→ The task
In the listing that follows, count the lines holding the word "ones" and report only that number.

→ Extracted material
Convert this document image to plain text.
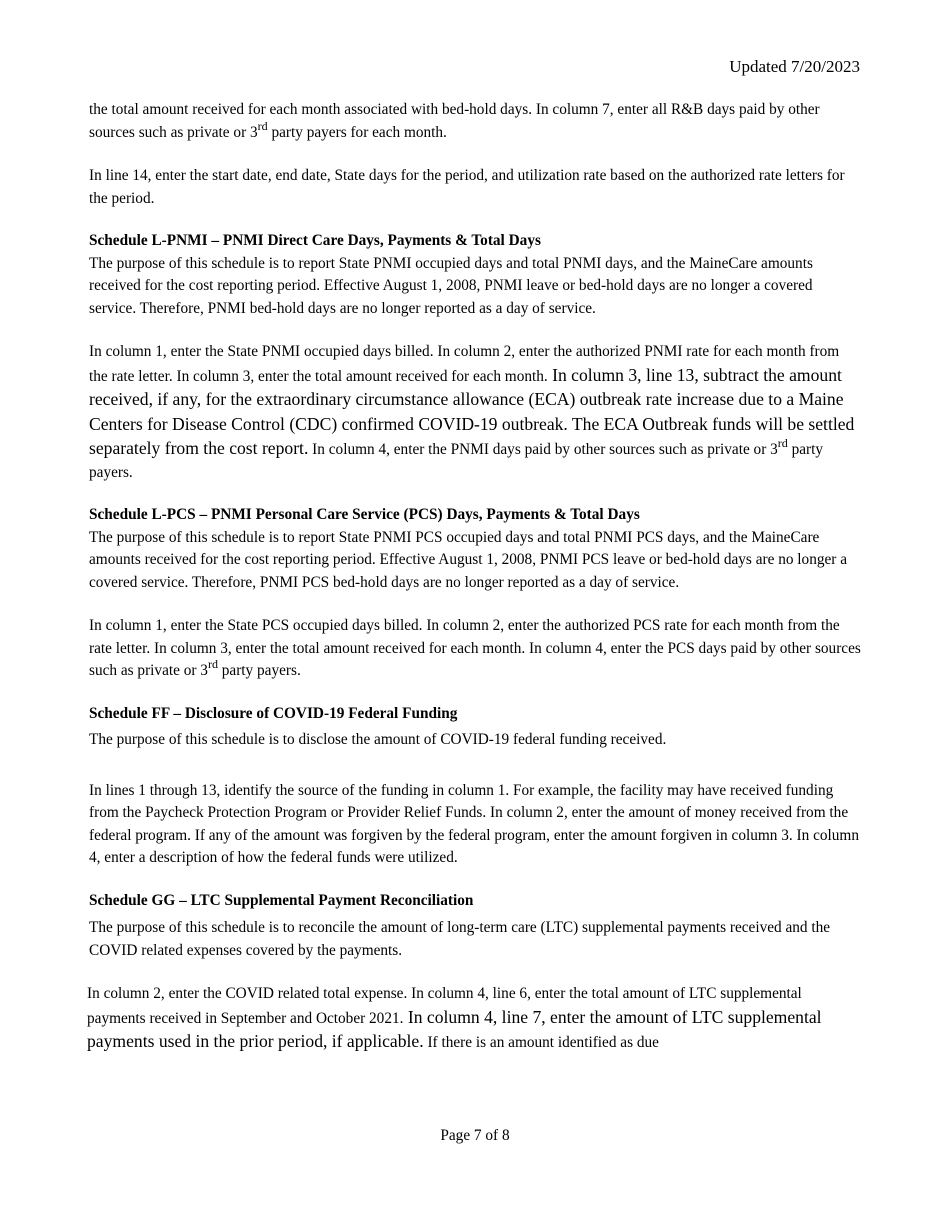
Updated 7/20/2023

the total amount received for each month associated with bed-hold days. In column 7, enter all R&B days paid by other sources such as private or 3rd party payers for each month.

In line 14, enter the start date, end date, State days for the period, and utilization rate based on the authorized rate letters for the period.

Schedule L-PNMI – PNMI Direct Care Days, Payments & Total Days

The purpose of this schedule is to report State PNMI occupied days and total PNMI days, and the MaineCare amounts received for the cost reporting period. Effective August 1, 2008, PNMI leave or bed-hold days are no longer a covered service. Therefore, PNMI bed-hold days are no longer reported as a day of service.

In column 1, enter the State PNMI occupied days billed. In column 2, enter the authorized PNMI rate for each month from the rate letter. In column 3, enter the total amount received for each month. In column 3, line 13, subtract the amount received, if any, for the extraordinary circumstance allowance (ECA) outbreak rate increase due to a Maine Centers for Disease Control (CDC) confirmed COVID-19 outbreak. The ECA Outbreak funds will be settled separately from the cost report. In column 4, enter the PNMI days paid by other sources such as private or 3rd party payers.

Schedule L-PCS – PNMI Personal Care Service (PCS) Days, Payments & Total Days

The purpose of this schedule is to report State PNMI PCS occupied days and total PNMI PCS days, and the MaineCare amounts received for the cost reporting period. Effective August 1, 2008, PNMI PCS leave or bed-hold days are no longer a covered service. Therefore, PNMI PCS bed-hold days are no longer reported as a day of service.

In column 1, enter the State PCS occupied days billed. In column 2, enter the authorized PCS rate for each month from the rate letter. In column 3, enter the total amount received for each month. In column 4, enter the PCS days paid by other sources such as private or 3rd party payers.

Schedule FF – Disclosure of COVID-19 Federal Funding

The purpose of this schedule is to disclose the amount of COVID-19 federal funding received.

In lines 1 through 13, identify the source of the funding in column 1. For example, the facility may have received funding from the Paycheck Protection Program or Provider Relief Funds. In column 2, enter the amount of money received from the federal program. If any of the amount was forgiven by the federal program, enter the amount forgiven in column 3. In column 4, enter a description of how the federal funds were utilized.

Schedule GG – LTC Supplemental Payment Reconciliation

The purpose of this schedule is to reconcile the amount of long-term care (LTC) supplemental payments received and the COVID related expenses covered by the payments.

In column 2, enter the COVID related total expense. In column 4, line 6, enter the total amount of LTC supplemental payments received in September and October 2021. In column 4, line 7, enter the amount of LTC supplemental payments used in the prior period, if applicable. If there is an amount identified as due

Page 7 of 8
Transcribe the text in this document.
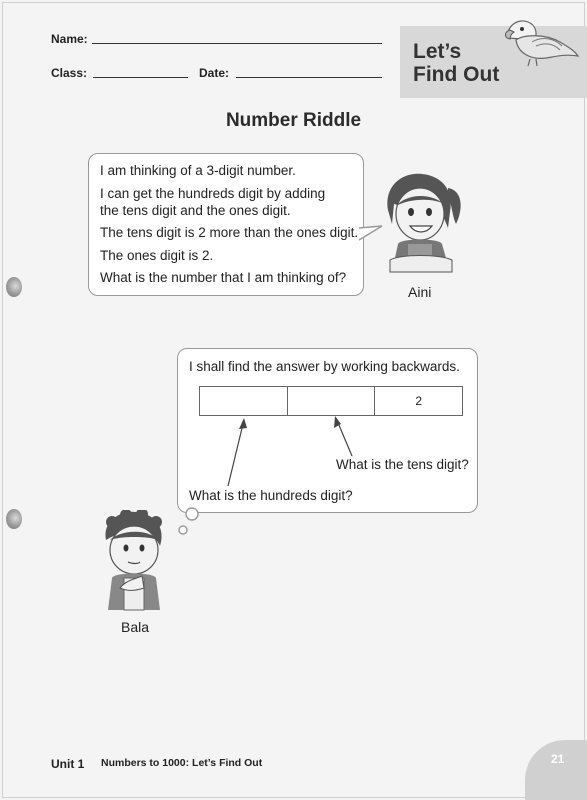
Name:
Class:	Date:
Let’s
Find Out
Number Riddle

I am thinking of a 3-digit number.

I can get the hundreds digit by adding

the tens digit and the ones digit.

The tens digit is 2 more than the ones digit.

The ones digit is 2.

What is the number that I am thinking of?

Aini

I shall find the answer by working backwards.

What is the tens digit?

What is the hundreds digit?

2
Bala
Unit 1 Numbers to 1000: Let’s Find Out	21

→ Full answer
3